Dataset items:
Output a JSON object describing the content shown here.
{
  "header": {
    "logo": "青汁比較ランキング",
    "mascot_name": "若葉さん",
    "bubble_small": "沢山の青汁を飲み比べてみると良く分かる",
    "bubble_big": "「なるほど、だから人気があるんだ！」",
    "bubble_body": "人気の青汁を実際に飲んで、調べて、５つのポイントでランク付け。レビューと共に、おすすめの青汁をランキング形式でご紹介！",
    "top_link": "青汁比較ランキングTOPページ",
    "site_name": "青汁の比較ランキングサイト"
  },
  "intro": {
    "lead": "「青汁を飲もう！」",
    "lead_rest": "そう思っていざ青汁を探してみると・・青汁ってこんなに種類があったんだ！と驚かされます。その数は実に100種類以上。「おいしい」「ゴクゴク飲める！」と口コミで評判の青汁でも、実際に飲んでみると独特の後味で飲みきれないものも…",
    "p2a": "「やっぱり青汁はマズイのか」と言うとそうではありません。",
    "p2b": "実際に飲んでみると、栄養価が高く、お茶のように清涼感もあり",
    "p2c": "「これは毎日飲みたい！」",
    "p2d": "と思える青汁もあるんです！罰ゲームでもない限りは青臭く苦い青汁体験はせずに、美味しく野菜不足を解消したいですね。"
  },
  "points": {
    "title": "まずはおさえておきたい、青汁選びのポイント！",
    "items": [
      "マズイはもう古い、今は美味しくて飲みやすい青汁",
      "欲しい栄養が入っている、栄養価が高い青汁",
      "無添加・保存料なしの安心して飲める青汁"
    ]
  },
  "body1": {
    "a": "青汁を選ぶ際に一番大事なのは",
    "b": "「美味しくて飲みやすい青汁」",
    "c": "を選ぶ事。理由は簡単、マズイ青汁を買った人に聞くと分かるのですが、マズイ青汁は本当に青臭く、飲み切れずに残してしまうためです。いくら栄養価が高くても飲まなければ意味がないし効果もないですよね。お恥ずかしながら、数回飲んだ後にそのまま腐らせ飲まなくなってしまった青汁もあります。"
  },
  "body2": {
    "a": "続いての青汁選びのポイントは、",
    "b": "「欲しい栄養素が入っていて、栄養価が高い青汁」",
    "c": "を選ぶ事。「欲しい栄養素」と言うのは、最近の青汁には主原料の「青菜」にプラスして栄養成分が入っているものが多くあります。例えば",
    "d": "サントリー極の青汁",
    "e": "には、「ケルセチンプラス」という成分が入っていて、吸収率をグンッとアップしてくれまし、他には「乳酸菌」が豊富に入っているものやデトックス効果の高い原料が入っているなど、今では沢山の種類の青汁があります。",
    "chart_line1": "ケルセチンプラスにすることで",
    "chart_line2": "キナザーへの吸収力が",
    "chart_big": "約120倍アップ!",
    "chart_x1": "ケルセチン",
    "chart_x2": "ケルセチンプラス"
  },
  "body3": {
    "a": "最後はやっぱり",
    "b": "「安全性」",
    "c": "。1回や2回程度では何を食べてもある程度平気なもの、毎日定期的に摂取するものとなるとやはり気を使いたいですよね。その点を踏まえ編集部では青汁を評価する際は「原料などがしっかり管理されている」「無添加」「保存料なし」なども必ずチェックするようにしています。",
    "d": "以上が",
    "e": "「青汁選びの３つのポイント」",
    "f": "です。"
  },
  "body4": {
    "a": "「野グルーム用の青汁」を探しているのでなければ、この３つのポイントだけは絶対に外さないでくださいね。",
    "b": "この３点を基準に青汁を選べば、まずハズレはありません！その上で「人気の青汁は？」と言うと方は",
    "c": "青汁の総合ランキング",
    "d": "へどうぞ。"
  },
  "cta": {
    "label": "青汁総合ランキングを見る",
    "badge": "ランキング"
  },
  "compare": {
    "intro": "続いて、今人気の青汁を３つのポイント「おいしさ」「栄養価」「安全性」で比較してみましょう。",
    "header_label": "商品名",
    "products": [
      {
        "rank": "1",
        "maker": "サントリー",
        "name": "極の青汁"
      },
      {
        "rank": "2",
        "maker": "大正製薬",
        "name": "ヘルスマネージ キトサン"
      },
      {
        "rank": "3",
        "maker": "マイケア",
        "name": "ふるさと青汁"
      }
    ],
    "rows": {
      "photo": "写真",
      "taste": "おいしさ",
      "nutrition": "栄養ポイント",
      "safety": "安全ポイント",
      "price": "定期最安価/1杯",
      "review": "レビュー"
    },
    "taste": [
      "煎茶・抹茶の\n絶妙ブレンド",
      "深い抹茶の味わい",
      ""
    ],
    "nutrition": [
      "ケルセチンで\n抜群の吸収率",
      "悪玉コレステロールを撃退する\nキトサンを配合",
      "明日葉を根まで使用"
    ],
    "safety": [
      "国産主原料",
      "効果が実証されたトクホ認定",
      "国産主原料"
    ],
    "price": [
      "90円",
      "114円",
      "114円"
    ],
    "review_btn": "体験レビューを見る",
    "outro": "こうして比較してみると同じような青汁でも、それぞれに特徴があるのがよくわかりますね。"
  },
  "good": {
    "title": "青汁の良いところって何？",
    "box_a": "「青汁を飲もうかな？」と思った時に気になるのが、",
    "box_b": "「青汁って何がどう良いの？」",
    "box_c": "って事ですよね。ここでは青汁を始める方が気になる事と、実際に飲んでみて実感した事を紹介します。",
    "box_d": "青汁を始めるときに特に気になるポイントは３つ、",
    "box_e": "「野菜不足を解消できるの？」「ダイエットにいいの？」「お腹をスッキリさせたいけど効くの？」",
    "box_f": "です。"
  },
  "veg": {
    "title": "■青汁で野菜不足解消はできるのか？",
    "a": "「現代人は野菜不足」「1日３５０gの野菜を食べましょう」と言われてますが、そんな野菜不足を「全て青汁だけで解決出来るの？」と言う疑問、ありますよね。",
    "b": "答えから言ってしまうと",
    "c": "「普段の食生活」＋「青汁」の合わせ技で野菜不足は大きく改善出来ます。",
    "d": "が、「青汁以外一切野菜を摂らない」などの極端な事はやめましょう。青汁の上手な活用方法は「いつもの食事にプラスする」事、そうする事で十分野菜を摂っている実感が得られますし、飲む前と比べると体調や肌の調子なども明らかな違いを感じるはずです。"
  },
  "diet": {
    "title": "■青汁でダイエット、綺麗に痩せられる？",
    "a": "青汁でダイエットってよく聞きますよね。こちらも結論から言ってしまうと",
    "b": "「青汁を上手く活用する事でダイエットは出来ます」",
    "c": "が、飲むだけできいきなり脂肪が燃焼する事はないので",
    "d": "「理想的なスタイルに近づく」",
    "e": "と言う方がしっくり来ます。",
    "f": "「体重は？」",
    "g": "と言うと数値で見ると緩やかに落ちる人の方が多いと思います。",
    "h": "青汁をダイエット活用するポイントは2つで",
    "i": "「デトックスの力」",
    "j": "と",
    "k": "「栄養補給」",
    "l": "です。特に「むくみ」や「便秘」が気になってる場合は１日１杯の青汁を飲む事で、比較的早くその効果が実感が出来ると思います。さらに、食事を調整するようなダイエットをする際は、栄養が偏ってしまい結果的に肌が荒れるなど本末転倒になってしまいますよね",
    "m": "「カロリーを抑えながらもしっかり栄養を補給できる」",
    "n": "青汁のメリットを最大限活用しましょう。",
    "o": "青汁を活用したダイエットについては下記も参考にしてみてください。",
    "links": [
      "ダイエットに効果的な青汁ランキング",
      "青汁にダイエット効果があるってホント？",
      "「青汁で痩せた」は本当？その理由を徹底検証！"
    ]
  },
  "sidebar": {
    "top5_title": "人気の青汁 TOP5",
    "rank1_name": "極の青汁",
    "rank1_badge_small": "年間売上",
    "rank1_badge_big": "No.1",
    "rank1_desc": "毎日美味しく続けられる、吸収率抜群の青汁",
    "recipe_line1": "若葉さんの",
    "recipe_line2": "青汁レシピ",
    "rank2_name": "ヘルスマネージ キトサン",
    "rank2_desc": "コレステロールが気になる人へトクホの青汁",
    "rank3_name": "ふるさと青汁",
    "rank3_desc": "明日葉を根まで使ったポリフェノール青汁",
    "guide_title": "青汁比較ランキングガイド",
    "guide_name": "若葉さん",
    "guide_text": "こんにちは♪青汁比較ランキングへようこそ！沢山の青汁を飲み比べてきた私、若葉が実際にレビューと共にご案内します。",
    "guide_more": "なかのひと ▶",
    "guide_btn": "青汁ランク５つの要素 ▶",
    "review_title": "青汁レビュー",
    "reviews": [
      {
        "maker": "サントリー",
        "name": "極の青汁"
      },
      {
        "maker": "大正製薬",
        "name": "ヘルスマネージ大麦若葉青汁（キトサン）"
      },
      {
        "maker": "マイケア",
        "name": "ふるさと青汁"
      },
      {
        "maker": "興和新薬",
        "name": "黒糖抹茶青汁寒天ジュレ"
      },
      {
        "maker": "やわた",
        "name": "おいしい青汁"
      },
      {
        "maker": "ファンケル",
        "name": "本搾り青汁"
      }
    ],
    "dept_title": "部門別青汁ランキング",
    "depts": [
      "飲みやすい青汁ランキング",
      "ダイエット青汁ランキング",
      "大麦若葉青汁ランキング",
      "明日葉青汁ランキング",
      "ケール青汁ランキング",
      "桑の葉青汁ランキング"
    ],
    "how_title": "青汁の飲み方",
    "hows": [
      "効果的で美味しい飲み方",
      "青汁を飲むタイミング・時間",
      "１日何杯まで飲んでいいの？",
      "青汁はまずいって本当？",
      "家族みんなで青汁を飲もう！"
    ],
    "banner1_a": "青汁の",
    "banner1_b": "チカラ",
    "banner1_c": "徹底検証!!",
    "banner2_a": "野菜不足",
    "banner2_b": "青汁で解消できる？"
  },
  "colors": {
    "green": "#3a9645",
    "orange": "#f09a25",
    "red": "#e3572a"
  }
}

- TASK REQUIREMENTS: Identify the lines of the entries containing the string "おいしさ". Copy each such line.

- RESULT BELOW:
    "intro": "続いて、今人気の青汁を３つのポイント「おいしさ」「栄養価」「安全性」で比較してみましょう。",
      "taste": "おいしさ",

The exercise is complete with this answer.